> _What you will do_
Reproduce all lines of the listing below in which the word "document" occurs.

------------------------------

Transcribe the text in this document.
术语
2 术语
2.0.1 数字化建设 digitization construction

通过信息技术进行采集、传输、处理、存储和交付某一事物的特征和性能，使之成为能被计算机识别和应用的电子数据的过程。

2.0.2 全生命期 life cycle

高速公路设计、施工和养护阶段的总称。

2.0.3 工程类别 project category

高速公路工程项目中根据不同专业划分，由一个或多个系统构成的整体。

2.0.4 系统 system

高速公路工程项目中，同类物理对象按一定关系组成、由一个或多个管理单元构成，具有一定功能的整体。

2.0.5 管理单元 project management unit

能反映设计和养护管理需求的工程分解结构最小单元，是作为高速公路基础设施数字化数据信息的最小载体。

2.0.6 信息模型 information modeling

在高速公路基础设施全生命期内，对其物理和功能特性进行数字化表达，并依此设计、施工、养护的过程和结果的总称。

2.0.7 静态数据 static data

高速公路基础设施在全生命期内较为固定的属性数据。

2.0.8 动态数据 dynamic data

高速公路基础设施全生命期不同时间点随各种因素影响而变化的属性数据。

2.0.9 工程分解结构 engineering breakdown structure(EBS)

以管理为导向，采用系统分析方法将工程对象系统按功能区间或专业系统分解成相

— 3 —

------------------------------

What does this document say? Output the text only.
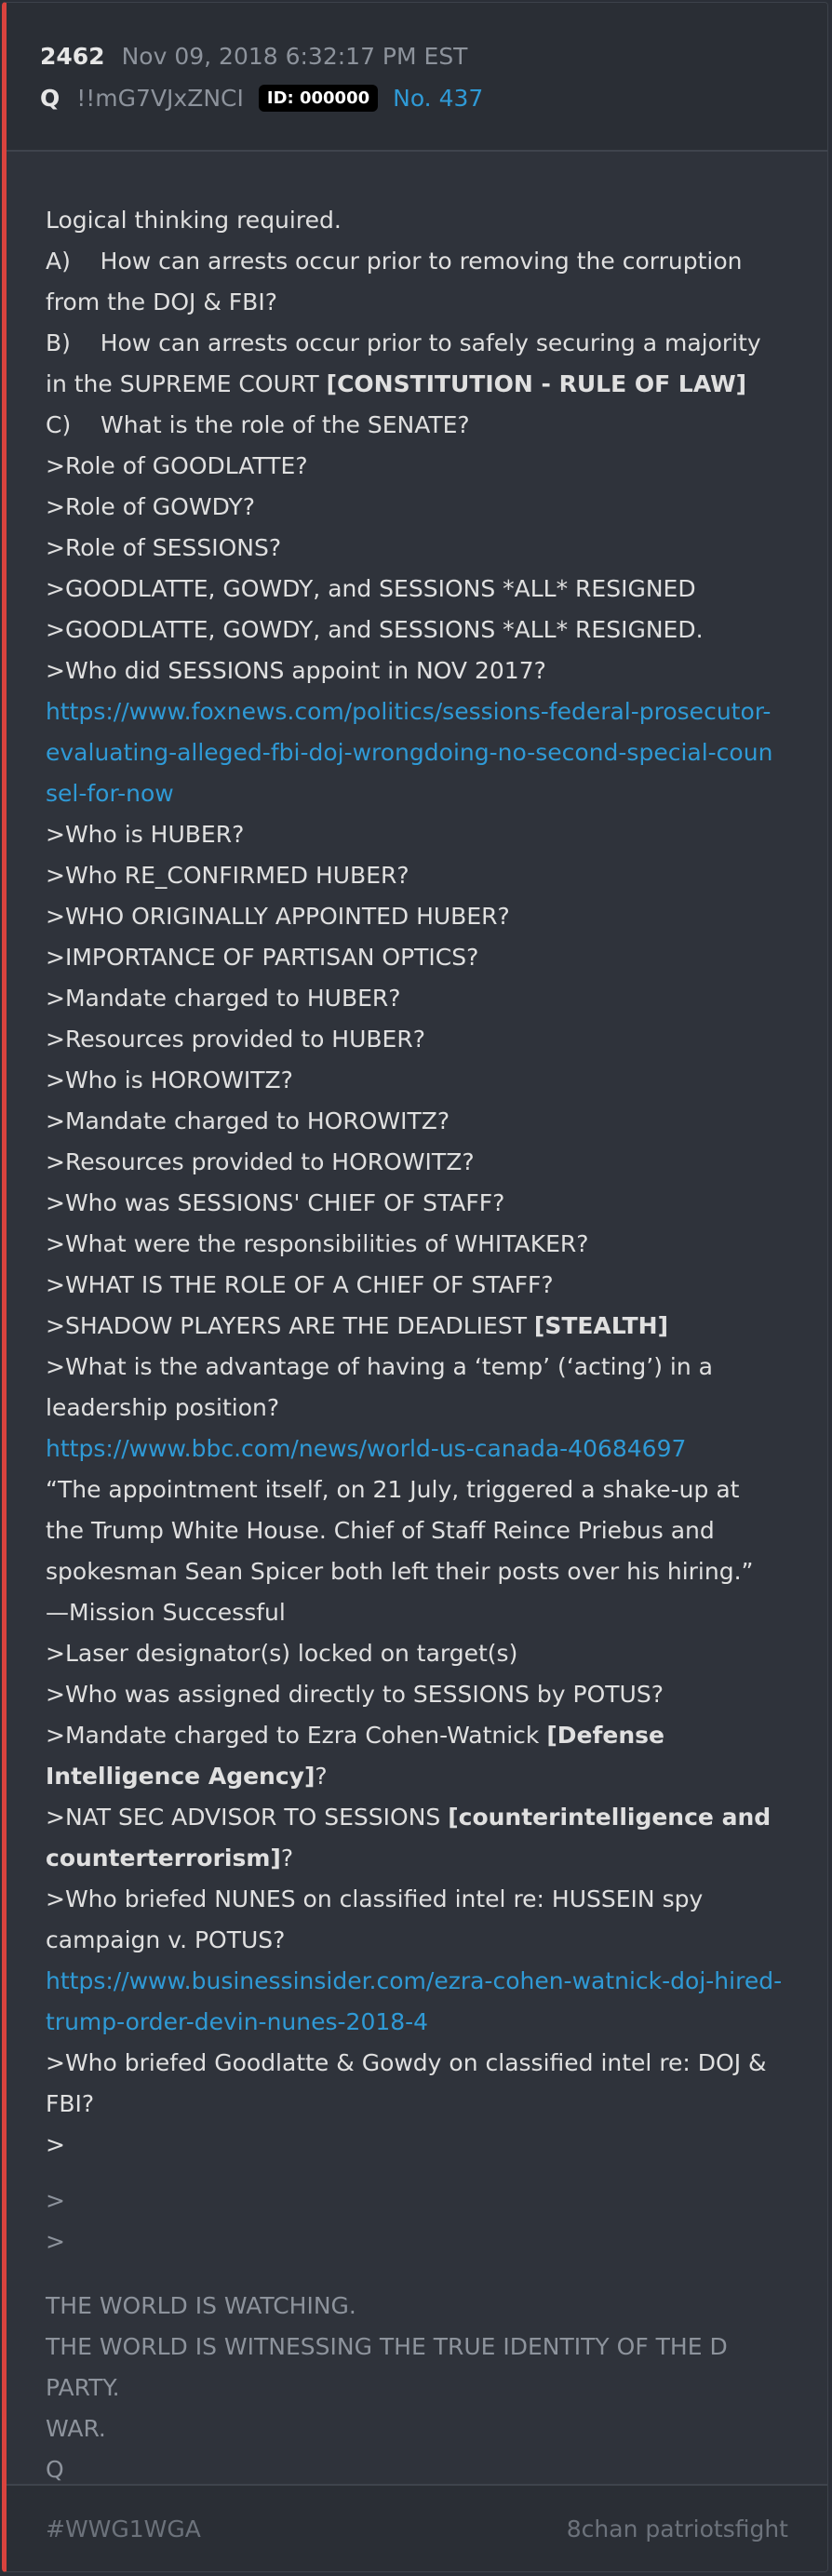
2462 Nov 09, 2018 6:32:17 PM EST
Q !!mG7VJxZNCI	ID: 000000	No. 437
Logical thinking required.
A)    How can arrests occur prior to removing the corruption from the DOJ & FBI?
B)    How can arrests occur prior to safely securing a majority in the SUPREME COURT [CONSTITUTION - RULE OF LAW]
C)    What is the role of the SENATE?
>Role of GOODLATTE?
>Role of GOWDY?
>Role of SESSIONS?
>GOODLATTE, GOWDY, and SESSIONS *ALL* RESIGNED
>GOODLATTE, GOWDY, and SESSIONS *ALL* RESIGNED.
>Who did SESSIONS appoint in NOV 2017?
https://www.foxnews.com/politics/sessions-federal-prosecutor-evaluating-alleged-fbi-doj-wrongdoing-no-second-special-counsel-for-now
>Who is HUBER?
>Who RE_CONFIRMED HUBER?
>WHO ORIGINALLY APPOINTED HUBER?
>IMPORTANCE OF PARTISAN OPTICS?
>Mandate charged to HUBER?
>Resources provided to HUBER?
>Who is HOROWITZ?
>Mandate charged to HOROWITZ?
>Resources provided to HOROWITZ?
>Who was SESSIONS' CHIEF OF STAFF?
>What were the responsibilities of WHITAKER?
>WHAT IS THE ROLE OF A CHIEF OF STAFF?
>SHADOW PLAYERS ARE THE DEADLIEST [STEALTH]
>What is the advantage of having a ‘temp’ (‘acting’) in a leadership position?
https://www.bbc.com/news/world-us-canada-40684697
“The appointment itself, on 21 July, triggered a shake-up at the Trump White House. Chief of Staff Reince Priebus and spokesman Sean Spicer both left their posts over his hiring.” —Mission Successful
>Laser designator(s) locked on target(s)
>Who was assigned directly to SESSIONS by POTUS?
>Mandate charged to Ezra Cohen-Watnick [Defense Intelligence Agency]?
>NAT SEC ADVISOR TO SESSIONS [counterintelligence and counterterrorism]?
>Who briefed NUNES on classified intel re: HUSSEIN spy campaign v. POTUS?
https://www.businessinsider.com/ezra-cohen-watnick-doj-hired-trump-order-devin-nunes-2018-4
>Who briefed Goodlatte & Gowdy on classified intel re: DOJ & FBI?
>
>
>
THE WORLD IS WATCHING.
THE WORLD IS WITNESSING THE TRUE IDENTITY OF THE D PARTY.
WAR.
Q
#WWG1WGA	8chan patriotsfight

------------------------------

> _Solution_
Transcribe the text in this document.
What does this document say? Output the text only.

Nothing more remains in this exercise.